### Your objective:
Look for the string "original" in the lines and copy each line that has it.

[Saved data entries]
==*==

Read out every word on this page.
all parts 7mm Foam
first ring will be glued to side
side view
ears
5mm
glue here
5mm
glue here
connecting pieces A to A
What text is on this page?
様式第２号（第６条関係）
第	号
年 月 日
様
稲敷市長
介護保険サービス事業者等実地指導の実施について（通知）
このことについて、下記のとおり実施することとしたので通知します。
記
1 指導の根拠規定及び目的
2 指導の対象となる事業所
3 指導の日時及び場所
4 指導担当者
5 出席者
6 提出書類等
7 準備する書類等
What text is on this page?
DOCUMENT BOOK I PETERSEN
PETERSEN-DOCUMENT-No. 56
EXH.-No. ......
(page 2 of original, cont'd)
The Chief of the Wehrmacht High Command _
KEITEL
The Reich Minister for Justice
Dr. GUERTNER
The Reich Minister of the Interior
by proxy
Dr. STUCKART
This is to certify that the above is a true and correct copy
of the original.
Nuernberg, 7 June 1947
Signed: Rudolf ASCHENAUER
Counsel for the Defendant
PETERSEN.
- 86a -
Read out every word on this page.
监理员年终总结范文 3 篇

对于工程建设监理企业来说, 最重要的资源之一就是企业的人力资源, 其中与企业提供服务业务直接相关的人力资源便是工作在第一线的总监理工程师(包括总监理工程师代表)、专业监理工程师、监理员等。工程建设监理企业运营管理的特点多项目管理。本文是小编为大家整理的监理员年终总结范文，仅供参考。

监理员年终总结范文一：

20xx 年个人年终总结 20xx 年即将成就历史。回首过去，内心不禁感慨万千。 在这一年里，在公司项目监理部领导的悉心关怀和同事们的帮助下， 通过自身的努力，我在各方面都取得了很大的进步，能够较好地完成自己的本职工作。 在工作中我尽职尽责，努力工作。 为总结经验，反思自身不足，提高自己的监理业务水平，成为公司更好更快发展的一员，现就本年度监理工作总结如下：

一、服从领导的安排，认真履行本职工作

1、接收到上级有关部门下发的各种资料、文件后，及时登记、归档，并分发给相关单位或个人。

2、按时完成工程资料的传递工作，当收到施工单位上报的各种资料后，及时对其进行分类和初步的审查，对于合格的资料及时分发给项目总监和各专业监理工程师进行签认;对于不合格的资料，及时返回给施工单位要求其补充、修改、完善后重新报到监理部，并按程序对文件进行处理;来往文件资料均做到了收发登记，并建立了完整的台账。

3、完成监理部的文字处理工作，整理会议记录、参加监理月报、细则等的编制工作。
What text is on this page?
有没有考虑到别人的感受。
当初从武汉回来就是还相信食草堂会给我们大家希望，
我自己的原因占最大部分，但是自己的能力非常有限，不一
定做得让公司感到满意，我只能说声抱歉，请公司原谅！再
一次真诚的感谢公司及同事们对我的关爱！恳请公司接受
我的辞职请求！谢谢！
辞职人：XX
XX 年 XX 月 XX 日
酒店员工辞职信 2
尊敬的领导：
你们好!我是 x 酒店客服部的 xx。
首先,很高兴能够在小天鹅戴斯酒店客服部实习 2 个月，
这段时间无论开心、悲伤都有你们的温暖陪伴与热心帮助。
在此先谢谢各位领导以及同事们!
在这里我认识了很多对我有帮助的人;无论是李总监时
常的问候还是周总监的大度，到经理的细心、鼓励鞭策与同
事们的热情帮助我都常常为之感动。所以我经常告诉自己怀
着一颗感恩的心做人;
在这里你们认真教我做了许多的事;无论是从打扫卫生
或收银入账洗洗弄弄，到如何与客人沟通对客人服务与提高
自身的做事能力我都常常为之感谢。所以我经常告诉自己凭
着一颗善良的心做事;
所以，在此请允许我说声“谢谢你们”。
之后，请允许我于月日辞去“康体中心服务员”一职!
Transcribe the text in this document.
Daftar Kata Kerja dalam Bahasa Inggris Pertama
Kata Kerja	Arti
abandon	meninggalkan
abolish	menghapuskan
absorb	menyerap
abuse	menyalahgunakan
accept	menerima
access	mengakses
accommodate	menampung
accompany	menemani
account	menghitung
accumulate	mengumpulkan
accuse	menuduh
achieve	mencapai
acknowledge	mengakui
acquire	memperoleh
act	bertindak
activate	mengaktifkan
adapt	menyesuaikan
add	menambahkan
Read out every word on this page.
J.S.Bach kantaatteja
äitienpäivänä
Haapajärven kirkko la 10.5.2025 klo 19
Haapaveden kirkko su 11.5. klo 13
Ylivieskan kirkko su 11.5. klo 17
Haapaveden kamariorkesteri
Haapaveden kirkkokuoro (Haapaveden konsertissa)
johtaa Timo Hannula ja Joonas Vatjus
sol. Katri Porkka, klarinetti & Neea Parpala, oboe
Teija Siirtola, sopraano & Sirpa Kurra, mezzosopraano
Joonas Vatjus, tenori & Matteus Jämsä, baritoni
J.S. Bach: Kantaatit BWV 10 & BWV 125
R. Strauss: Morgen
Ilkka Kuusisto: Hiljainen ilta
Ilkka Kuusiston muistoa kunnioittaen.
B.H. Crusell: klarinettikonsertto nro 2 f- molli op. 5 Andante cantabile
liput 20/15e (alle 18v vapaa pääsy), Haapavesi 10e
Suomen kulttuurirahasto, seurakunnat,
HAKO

==*==

### Full solution:
(page 2 of original, cont'd)
of the original.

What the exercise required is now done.